━━━━━ Data supplied ━━━━━

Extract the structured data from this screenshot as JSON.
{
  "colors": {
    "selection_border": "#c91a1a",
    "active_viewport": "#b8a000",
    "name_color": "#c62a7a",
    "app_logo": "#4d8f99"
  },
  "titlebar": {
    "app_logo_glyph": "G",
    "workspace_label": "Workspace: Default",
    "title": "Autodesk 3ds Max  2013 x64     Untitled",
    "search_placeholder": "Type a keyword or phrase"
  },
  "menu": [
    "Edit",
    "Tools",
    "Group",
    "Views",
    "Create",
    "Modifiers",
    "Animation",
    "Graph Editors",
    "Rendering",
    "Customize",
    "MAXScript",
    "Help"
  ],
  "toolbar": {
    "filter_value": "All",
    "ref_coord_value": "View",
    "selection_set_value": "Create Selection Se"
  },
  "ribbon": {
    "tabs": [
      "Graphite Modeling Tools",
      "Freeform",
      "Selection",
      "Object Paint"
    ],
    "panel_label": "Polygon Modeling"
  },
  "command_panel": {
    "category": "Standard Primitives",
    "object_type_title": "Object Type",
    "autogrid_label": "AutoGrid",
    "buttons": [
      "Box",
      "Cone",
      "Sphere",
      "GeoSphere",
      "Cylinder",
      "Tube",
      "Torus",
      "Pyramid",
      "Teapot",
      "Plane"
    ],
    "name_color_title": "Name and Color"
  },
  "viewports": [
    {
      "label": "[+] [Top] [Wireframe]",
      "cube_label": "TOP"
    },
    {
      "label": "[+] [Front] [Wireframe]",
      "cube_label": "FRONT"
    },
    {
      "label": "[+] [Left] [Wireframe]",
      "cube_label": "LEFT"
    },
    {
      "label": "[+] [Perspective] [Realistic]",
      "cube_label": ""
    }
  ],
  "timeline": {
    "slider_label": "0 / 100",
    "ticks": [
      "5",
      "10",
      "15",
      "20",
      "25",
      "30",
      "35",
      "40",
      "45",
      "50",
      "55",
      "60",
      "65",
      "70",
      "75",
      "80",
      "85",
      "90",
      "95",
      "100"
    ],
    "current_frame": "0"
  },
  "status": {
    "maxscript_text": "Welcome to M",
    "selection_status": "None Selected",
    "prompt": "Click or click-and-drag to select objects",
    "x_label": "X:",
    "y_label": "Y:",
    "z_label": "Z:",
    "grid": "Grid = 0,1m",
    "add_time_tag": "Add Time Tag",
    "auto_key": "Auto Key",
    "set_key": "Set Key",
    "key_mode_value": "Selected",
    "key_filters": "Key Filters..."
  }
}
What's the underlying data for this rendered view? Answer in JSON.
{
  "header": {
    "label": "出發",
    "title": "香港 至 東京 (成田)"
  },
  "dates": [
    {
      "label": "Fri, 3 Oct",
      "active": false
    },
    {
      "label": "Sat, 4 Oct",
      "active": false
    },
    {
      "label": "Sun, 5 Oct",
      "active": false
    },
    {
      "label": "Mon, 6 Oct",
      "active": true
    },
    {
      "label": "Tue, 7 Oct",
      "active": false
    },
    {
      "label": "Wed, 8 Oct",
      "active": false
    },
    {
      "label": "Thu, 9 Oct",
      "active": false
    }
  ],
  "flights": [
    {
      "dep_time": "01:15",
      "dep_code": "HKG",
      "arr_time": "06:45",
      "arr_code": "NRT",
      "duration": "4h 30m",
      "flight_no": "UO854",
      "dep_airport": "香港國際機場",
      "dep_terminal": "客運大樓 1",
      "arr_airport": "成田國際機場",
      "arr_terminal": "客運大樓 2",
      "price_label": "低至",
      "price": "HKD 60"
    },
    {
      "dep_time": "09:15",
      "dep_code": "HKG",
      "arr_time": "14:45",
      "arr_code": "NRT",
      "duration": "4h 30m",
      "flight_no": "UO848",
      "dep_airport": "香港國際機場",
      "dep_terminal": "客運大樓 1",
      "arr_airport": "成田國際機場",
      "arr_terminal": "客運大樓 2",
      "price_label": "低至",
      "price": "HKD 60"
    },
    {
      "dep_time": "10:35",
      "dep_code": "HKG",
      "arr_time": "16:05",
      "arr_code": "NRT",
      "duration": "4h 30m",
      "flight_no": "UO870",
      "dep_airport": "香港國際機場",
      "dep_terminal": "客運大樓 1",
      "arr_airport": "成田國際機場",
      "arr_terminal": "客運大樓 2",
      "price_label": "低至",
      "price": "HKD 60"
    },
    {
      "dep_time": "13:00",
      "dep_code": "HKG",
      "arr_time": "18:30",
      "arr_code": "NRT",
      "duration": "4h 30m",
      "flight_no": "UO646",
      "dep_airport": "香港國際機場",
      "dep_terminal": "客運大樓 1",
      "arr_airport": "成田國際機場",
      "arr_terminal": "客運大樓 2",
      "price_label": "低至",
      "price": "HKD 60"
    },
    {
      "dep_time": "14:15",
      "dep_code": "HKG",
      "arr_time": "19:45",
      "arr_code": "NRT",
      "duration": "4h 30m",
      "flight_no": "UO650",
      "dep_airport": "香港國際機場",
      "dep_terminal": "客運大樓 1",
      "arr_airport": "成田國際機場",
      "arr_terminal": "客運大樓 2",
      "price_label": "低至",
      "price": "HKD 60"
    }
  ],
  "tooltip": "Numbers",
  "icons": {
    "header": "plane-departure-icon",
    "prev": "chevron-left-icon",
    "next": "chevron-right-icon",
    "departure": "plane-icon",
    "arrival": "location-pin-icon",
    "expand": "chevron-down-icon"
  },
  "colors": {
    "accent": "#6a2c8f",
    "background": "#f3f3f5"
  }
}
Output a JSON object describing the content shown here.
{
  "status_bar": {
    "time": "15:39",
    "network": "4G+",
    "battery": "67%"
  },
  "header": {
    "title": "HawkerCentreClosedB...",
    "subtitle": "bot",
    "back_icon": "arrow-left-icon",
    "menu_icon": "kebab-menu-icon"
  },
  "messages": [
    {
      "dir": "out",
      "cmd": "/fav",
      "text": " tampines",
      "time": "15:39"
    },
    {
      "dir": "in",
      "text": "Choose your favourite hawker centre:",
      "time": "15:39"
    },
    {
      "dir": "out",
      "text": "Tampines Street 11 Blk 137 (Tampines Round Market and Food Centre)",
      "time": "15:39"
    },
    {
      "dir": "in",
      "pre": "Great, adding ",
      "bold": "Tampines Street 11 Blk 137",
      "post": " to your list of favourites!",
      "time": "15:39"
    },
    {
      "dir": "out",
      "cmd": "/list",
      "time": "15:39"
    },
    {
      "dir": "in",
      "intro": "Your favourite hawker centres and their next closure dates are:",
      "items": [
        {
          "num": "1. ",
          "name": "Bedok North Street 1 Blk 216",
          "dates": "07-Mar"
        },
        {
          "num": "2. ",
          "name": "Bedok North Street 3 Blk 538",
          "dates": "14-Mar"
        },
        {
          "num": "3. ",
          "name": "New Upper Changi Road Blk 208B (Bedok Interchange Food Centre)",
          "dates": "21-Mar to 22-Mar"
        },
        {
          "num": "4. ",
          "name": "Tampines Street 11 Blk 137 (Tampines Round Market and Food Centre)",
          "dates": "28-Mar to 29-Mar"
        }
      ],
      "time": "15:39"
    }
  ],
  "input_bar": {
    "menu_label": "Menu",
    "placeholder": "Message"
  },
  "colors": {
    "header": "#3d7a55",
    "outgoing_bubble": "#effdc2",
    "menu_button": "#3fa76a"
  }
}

━━━━━
━━━━━ Data supplied ━━━━━

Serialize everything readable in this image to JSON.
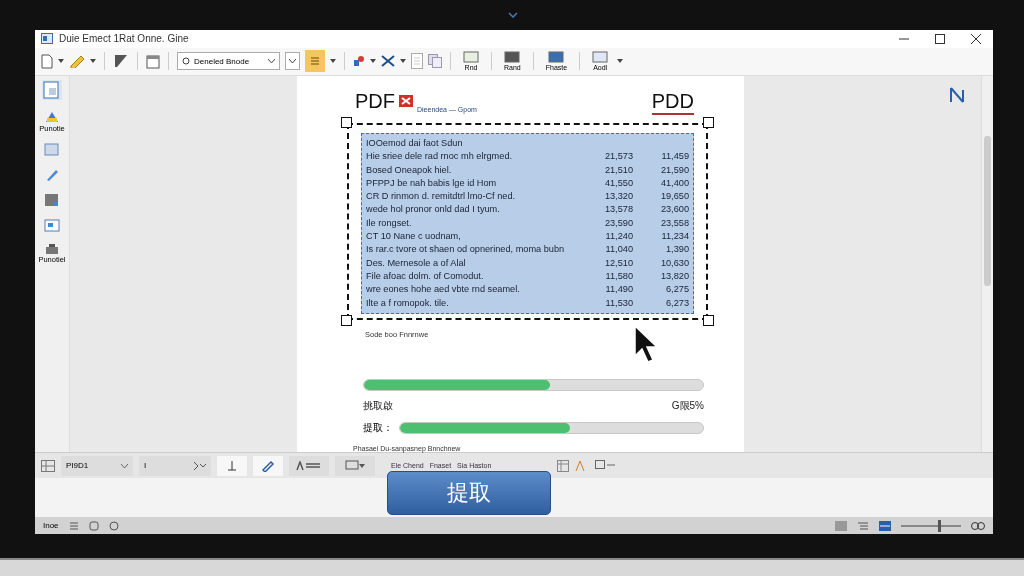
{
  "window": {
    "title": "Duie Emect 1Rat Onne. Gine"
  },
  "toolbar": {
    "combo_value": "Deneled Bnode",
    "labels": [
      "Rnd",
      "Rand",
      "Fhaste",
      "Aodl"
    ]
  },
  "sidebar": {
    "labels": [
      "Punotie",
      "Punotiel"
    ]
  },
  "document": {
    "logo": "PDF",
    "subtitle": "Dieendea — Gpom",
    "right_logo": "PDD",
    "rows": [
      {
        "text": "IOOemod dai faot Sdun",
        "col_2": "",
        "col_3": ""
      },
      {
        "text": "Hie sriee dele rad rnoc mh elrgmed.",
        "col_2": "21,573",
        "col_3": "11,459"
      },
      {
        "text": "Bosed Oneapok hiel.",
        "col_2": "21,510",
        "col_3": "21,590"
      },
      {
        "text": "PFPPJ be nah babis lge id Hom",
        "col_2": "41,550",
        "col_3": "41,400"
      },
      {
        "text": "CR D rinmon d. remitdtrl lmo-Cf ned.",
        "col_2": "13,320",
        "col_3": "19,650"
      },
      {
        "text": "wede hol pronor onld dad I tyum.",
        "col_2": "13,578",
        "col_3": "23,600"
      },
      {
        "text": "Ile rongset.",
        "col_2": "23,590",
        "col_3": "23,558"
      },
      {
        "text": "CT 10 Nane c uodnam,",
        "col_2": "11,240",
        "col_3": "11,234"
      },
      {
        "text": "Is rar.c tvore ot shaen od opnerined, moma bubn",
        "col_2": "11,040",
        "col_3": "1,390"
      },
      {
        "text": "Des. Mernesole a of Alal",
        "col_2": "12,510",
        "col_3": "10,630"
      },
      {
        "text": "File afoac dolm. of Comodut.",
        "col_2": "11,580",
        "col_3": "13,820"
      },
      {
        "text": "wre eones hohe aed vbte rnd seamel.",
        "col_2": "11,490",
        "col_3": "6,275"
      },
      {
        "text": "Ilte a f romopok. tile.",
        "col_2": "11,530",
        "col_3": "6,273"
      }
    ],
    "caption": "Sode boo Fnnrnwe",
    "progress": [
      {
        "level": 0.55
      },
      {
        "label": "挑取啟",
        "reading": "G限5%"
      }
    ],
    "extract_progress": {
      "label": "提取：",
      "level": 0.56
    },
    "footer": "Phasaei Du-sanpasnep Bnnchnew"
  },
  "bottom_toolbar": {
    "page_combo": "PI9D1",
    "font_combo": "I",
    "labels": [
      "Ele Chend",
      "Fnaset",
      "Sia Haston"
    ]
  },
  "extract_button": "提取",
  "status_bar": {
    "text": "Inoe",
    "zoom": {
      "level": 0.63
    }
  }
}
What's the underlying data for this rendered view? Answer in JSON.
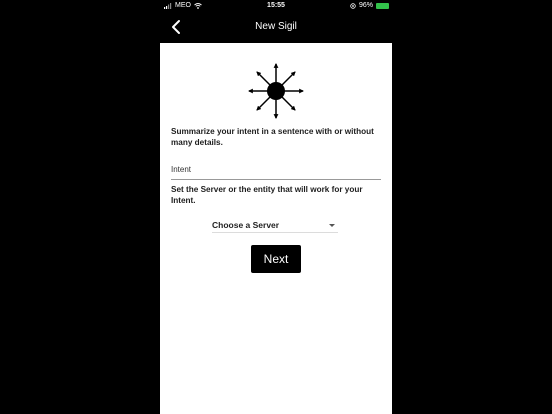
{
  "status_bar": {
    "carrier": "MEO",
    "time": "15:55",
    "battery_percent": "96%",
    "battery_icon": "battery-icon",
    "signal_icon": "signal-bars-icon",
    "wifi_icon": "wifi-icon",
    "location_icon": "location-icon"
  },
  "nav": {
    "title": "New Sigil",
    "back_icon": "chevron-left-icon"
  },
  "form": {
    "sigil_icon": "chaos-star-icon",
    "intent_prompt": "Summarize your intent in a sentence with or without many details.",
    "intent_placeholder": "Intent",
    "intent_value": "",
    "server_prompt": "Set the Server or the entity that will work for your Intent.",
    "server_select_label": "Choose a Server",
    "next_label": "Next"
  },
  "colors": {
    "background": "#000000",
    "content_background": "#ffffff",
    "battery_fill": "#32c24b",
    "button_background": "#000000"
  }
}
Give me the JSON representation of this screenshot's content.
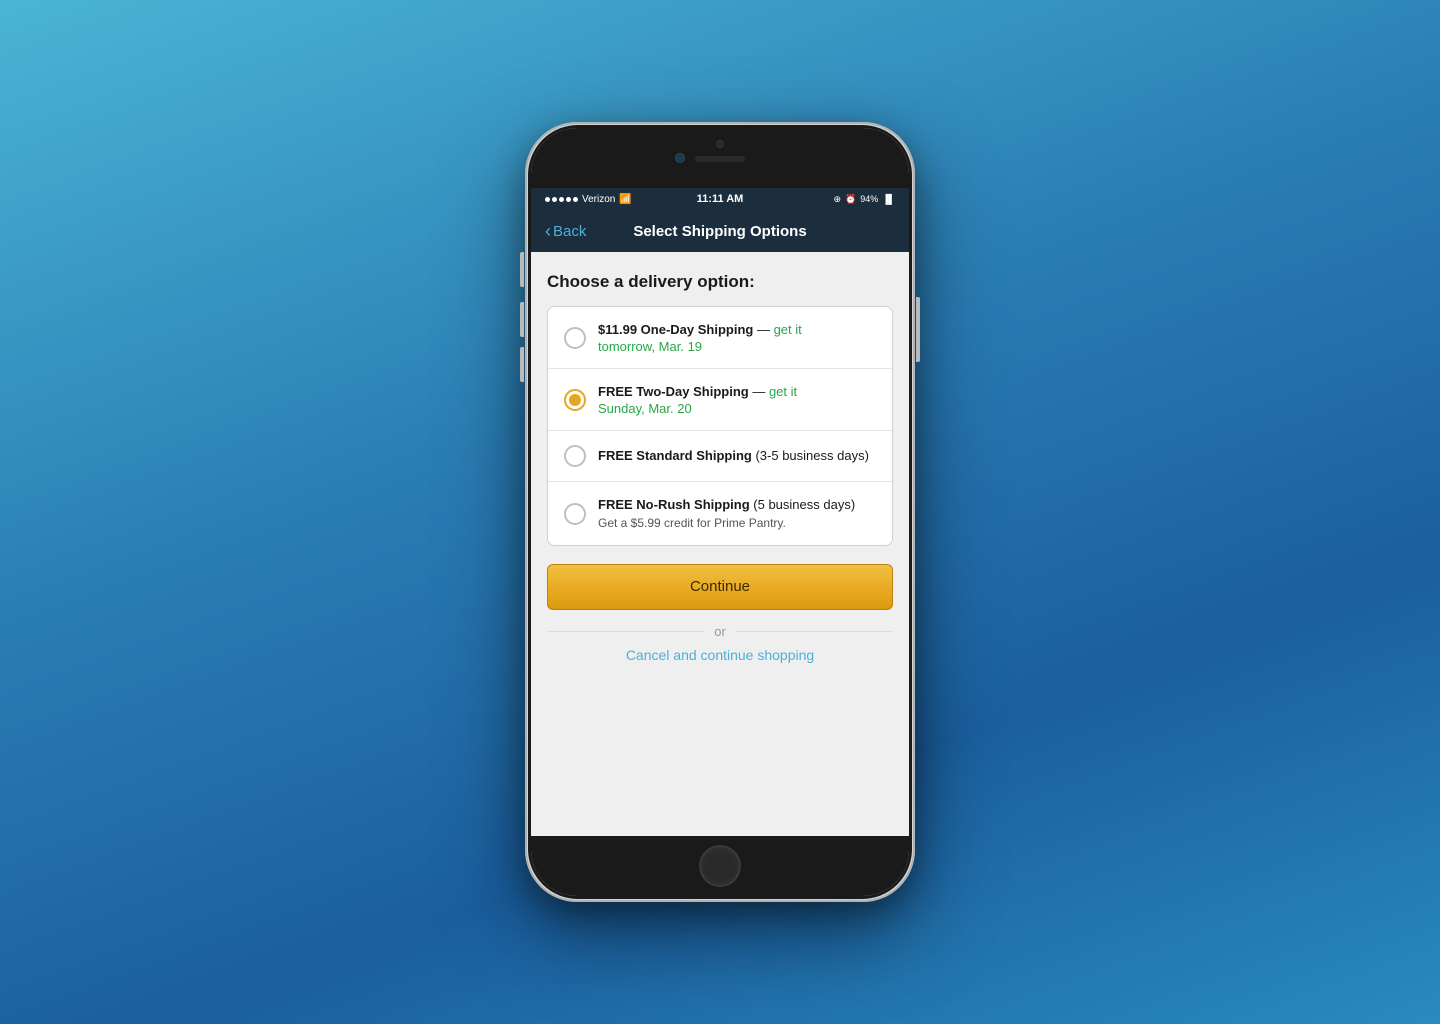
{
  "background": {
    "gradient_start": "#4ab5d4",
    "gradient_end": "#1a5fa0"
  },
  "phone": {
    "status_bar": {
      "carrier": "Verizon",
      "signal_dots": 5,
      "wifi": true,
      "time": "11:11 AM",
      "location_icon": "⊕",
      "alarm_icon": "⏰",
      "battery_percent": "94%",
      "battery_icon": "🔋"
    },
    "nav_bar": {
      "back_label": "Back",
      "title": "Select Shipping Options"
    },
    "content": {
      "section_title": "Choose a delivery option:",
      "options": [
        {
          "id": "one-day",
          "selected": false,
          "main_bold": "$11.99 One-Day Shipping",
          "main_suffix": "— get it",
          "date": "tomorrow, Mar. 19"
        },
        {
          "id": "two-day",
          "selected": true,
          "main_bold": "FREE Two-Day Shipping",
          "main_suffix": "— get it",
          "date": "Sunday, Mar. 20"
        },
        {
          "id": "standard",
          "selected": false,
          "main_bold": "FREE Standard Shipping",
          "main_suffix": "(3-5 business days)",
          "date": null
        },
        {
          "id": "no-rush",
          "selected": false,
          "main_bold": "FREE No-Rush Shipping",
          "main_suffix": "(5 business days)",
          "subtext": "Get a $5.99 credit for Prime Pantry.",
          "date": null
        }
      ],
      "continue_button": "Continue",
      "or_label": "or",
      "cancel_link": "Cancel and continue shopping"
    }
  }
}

━━━━━
━━━━━ Data supplied ━━━━━

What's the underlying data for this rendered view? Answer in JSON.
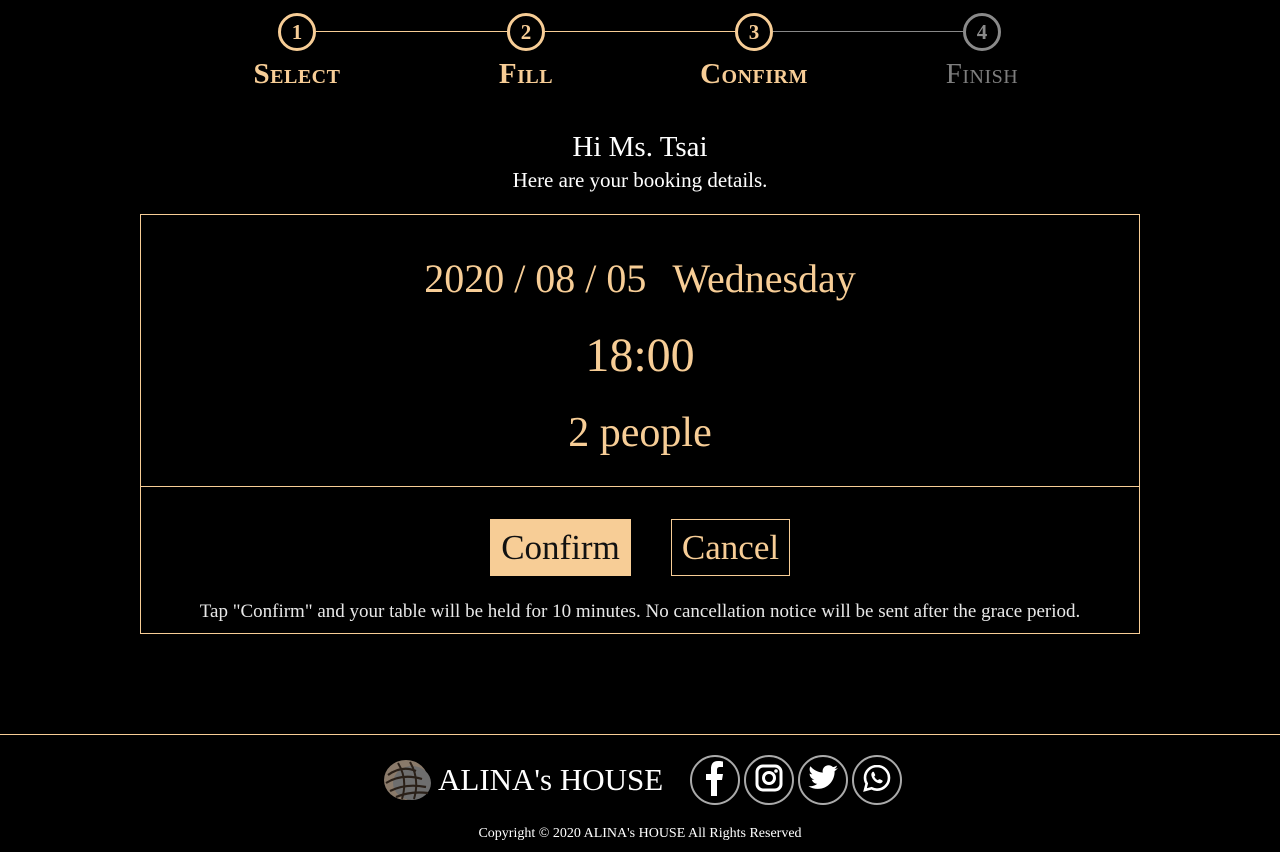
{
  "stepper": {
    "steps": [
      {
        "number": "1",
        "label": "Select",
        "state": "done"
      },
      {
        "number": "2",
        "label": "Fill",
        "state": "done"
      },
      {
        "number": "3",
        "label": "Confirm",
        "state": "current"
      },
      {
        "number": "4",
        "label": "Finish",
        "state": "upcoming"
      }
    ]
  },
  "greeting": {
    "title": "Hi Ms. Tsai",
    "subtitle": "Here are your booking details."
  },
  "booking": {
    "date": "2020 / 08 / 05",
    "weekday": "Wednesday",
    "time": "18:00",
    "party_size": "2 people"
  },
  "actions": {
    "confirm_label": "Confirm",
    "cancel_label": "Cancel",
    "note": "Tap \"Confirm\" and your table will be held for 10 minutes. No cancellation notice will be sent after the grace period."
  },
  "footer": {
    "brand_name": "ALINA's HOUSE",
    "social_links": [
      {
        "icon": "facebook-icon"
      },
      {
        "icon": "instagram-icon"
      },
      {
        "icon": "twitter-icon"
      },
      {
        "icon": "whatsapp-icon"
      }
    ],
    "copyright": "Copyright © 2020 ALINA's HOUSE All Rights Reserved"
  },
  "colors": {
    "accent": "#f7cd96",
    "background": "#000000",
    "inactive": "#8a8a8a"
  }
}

━━━━━

◆ Exercise aim: Filter the records above and return every line that holds the word "JSON".

◆ Written solution:
Extract the structured data from this screenshot as JSON.
What's the underlying data for this rendered view? Answer in JSON.
Output a JSON object describing the content shown here.
Serialize everything readable in this image to JSON.
What's the underlying data for this rendered view? Answer in JSON.
Give me the JSON representation of this screenshot's content.
What's the underlying data for this rendered view? Answer in JSON.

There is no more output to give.